__Available records__
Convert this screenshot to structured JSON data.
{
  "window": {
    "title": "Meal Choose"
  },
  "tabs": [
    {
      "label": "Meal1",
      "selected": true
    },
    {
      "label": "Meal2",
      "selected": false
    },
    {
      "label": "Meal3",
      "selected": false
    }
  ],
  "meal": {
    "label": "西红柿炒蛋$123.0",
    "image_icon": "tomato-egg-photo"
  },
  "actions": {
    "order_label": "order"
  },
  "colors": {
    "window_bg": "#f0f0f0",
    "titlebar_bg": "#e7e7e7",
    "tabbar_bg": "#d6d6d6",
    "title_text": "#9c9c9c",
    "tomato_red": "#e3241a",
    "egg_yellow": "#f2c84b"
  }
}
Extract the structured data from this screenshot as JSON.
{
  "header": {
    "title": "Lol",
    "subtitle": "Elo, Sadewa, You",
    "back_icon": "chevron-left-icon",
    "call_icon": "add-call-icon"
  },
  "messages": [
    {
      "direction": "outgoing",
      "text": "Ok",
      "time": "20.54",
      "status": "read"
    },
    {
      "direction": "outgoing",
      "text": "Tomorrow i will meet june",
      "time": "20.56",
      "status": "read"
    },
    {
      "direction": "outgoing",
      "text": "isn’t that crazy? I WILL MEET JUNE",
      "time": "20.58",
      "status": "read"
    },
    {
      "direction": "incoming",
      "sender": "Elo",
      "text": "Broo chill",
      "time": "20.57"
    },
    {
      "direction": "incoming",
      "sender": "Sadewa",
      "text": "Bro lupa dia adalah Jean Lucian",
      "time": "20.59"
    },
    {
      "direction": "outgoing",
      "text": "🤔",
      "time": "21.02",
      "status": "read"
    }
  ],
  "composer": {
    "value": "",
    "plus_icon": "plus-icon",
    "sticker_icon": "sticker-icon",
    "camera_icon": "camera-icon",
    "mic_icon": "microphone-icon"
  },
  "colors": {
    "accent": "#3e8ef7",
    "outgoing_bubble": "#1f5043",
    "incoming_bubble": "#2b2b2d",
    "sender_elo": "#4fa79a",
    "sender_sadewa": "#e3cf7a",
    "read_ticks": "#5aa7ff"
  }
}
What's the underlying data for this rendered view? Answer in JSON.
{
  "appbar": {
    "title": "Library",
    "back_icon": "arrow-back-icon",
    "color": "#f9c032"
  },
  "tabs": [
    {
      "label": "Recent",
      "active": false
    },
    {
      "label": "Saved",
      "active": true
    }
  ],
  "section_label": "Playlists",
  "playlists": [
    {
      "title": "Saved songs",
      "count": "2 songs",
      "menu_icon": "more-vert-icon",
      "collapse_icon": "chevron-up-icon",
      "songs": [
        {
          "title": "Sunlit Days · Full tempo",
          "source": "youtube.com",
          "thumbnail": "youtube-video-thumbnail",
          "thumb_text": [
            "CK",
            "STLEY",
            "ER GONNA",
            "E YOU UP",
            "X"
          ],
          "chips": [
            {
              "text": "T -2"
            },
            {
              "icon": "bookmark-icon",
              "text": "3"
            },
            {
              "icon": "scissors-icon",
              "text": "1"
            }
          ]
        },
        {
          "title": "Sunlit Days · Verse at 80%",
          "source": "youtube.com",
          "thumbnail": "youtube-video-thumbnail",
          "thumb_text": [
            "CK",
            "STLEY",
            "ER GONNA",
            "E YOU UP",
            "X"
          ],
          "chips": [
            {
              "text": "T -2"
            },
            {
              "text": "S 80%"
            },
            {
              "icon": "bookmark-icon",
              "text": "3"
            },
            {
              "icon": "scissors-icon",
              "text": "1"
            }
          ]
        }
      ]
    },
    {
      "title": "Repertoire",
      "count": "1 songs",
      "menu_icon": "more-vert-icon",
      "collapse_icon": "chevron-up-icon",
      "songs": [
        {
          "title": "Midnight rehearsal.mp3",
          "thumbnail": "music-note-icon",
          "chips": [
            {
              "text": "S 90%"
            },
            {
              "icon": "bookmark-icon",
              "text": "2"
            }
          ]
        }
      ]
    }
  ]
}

__Exercise details__
Send back all of the entries exactly, with nothing missing.

__Solution to this task__
Convert this screenshot to structured JSON data.
{
  "window": {
    "title": "Meal Choose"
  },
  "tabs": [
    {
      "label": "Meal1",
      "selected": true
    },
    {
      "label": "Meal2",
      "selected": false
    },
    {
      "label": "Meal3",
      "selected": false
    }
  ],
  "meal": {
    "label": "西红柿炒蛋$123.0",
    "image_icon": "tomato-egg-photo"
  },
  "actions": {
    "order_label": "order"
  },
  "colors": {
    "window_bg": "#f0f0f0",
    "titlebar_bg": "#e7e7e7",
    "tabbar_bg": "#d6d6d6",
    "title_text": "#9c9c9c",
    "tomato_red": "#e3241a",
    "egg_yellow": "#f2c84b"
  }
}
Extract the structured data from this screenshot as JSON.
{
  "header": {
    "title": "Lol",
    "subtitle": "Elo, Sadewa, You",
    "back_icon": "chevron-left-icon",
    "call_icon": "add-call-icon"
  },
  "messages": [
    {
      "direction": "outgoing",
      "text": "Ok",
      "time": "20.54",
      "status": "read"
    },
    {
      "direction": "outgoing",
      "text": "Tomorrow i will meet june",
      "time": "20.56",
      "status": "read"
    },
    {
      "direction": "outgoing",
      "text": "isn’t that crazy? I WILL MEET JUNE",
      "time": "20.58",
      "status": "read"
    },
    {
      "direction": "incoming",
      "sender": "Elo",
      "text": "Broo chill",
      "time": "20.57"
    },
    {
      "direction": "incoming",
      "sender": "Sadewa",
      "text": "Bro lupa dia adalah Jean Lucian",
      "time": "20.59"
    },
    {
      "direction": "outgoing",
      "text": "🤔",
      "time": "21.02",
      "status": "read"
    }
  ],
  "composer": {
    "value": "",
    "plus_icon": "plus-icon",
    "sticker_icon": "sticker-icon",
    "camera_icon": "camera-icon",
    "mic_icon": "microphone-icon"
  },
  "colors": {
    "accent": "#3e8ef7",
    "outgoing_bubble": "#1f5043",
    "incoming_bubble": "#2b2b2d",
    "sender_elo": "#4fa79a",
    "sender_sadewa": "#e3cf7a",
    "read_ticks": "#5aa7ff"
  }
}
What's the underlying data for this rendered view? Answer in JSON.
{
  "appbar": {
    "title": "Library",
    "back_icon": "arrow-back-icon",
    "color": "#f9c032"
  },
  "tabs": [
    {
      "label": "Recent",
      "active": false
    },
    {
      "label": "Saved",
      "active": true
    }
  ],
  "section_label": "Playlists",
  "playlists": [
    {
      "title": "Saved songs",
      "count": "2 songs",
      "menu_icon": "more-vert-icon",
      "collapse_icon": "chevron-up-icon",
      "songs": [
        {
          "title": "Sunlit Days · Full tempo",
          "source": "youtube.com",
          "thumbnail": "youtube-video-thumbnail",
          "thumb_text": [
            "CK",
            "STLEY",
            "ER GONNA",
            "E YOU UP",
            "X"
          ],
          "chips": [
            {
              "text": "T -2"
            },
            {
              "icon": "bookmark-icon",
              "text": "3"
            },
            {
              "icon": "scissors-icon",
              "text": "1"
            }
          ]
        },
        {
          "title": "Sunlit Days · Verse at 80%",
          "source": "youtube.com",
          "thumbnail": "youtube-video-thumbnail",
          "thumb_text": [
            "CK",
            "STLEY",
            "ER GONNA",
            "E YOU UP",
            "X"
          ],
          "chips": [
            {
              "text": "T -2"
            },
            {
              "text": "S 80%"
            },
            {
              "icon": "bookmark-icon",
              "text": "3"
            },
            {
              "icon": "scissors-icon",
              "text": "1"
            }
          ]
        }
      ]
    },
    {
      "title": "Repertoire",
      "count": "1 songs",
      "menu_icon": "more-vert-icon",
      "collapse_icon": "chevron-up-icon",
      "songs": [
        {
          "title": "Midnight rehearsal.mp3",
          "thumbnail": "music-note-icon",
          "chips": [
            {
              "text": "S 90%"
            },
            {
              "icon": "bookmark-icon",
              "text": "2"
            }
          ]
        }
      ]
    }
  ]
}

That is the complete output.